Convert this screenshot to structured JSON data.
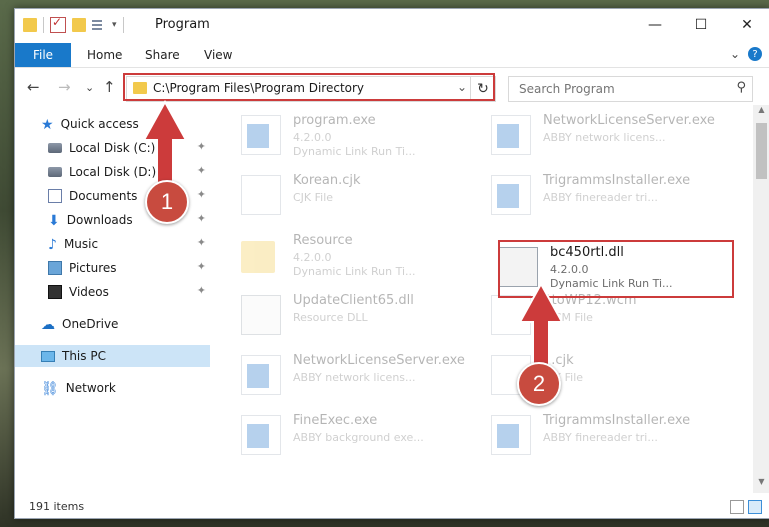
{
  "window": {
    "title": "Program",
    "controls": {
      "minimize": "—",
      "maximize": "☐",
      "close": "✕"
    }
  },
  "ribbon": {
    "tabs": [
      "File",
      "Home",
      "Share",
      "View"
    ],
    "expand": "⌄",
    "help": "?"
  },
  "nav": {
    "back": "←",
    "forward": "→",
    "recent": "⌄",
    "up": "↑",
    "address": "C:\\Program Files\\Program Directory",
    "address_dropdown": "⌄",
    "refresh": "↻",
    "search_placeholder": "Search Program",
    "search_icon": "⚲"
  },
  "sidebar": {
    "items": [
      {
        "label": "Quick access",
        "icon": "star-icon",
        "pinned": false
      },
      {
        "label": "Local Disk (C:)",
        "icon": "disk-icon",
        "pinned": true
      },
      {
        "label": "Local Disk (D:)",
        "icon": "disk-icon",
        "pinned": true
      },
      {
        "label": "Documents",
        "icon": "document-icon",
        "pinned": true
      },
      {
        "label": "Downloads",
        "icon": "download-icon",
        "pinned": true
      },
      {
        "label": "Music",
        "icon": "music-icon",
        "pinned": true
      },
      {
        "label": "Pictures",
        "icon": "picture-icon",
        "pinned": true
      },
      {
        "label": "Videos",
        "icon": "video-icon",
        "pinned": true
      },
      {
        "label": "OneDrive",
        "icon": "cloud-icon",
        "pinned": false
      },
      {
        "label": "This PC",
        "icon": "pc-icon",
        "pinned": false,
        "selected": true
      },
      {
        "label": "Network",
        "icon": "network-icon",
        "pinned": false
      }
    ],
    "pin_glyph": "📌"
  },
  "files": [
    {
      "name": "program.exe",
      "line1": "4.2.0.0",
      "line2": "Dynamic Link Run Ti...",
      "icon": "exe-icon"
    },
    {
      "name": "NetworkLicenseServer.exe",
      "line1": "ABBY network licens...",
      "line2": "",
      "icon": "exe-icon"
    },
    {
      "name": "Korean.cjk",
      "line1": "CJK File",
      "line2": "",
      "icon": "document-icon"
    },
    {
      "name": "TrigrammsInstaller.exe",
      "line1": "ABBY finereader tri...",
      "line2": "",
      "icon": "exe-icon"
    },
    {
      "name": "Resource",
      "line1": "4.2.0.0",
      "line2": "Dynamic Link Run Ti...",
      "icon": "folder-icon"
    },
    {
      "name": "bc450rtl.dll",
      "line1": "4.2.0.0",
      "line2": "Dynamic Link Run Ti...",
      "icon": "gear-icon",
      "highlighted": true
    },
    {
      "name": "UpdateClient65.dll",
      "line1": "Resource DLL",
      "line2": "",
      "icon": "gear-icon"
    },
    {
      "name": "AtoWP12.wcm",
      "line1": "WCM File",
      "line2": "",
      "icon": "document-icon"
    },
    {
      "name": "NetworkLicenseServer.exe",
      "line1": "ABBY network licens...",
      "line2": "",
      "icon": "exe-icon"
    },
    {
      "name": "1.cjk",
      "line1": "CJK File",
      "line2": "",
      "icon": "document-icon"
    },
    {
      "name": "FineExec.exe",
      "line1": "ABBY background exe...",
      "line2": "",
      "icon": "exe-icon"
    },
    {
      "name": "TrigrammsInstaller.exe",
      "line1": "ABBY finereader tri...",
      "line2": "",
      "icon": "exe-icon"
    }
  ],
  "status": {
    "item_count": "191 items"
  },
  "annotations": {
    "step1": "1",
    "step2": "2",
    "color": "#cc3b3b"
  }
}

## [Problem to solve]
Every record must be copied exactly, with the pictures left out.

## [Exercise answer]
Convert this screenshot to structured JSON data.
{
  "window": {
    "title": "Program",
    "controls": {
      "minimize": "—",
      "maximize": "☐",
      "close": "✕"
    }
  },
  "ribbon": {
    "tabs": [
      "File",
      "Home",
      "Share",
      "View"
    ],
    "expand": "⌄",
    "help": "?"
  },
  "nav": {
    "back": "←",
    "forward": "→",
    "recent": "⌄",
    "up": "↑",
    "address": "C:\\Program Files\\Program Directory",
    "address_dropdown": "⌄",
    "refresh": "↻",
    "search_placeholder": "Search Program",
    "search_icon": "⚲"
  },
  "sidebar": {
    "items": [
      {
        "label": "Quick access",
        "icon": "star-icon",
        "pinned": false
      },
      {
        "label": "Local Disk (C:)",
        "icon": "disk-icon",
        "pinned": true
      },
      {
        "label": "Local Disk (D:)",
        "icon": "disk-icon",
        "pinned": true
      },
      {
        "label": "Documents",
        "icon": "document-icon",
        "pinned": true
      },
      {
        "label": "Downloads",
        "icon": "download-icon",
        "pinned": true
      },
      {
        "label": "Music",
        "icon": "music-icon",
        "pinned": true
      },
      {
        "label": "Pictures",
        "icon": "picture-icon",
        "pinned": true
      },
      {
        "label": "Videos",
        "icon": "video-icon",
        "pinned": true
      },
      {
        "label": "OneDrive",
        "icon": "cloud-icon",
        "pinned": false
      },
      {
        "label": "This PC",
        "icon": "pc-icon",
        "pinned": false,
        "selected": true
      },
      {
        "label": "Network",
        "icon": "network-icon",
        "pinned": false
      }
    ],
    "pin_glyph": "📌"
  },
  "files": [
    {
      "name": "program.exe",
      "line1": "4.2.0.0",
      "line2": "Dynamic Link Run Ti...",
      "icon": "exe-icon"
    },
    {
      "name": "NetworkLicenseServer.exe",
      "line1": "ABBY network licens...",
      "line2": "",
      "icon": "exe-icon"
    },
    {
      "name": "Korean.cjk",
      "line1": "CJK File",
      "line2": "",
      "icon": "document-icon"
    },
    {
      "name": "TrigrammsInstaller.exe",
      "line1": "ABBY finereader tri...",
      "line2": "",
      "icon": "exe-icon"
    },
    {
      "name": "Resource",
      "line1": "4.2.0.0",
      "line2": "Dynamic Link Run Ti...",
      "icon": "folder-icon"
    },
    {
      "name": "bc450rtl.dll",
      "line1": "4.2.0.0",
      "line2": "Dynamic Link Run Ti...",
      "icon": "gear-icon",
      "highlighted": true
    },
    {
      "name": "UpdateClient65.dll",
      "line1": "Resource DLL",
      "line2": "",
      "icon": "gear-icon"
    },
    {
      "name": "AtoWP12.wcm",
      "line1": "WCM File",
      "line2": "",
      "icon": "document-icon"
    },
    {
      "name": "NetworkLicenseServer.exe",
      "line1": "ABBY network licens...",
      "line2": "",
      "icon": "exe-icon"
    },
    {
      "name": "1.cjk",
      "line1": "CJK File",
      "line2": "",
      "icon": "document-icon"
    },
    {
      "name": "FineExec.exe",
      "line1": "ABBY background exe...",
      "line2": "",
      "icon": "exe-icon"
    },
    {
      "name": "TrigrammsInstaller.exe",
      "line1": "ABBY finereader tri...",
      "line2": "",
      "icon": "exe-icon"
    }
  ],
  "status": {
    "item_count": "191 items"
  },
  "annotations": {
    "step1": "1",
    "step2": "2",
    "color": "#cc3b3b"
  }
}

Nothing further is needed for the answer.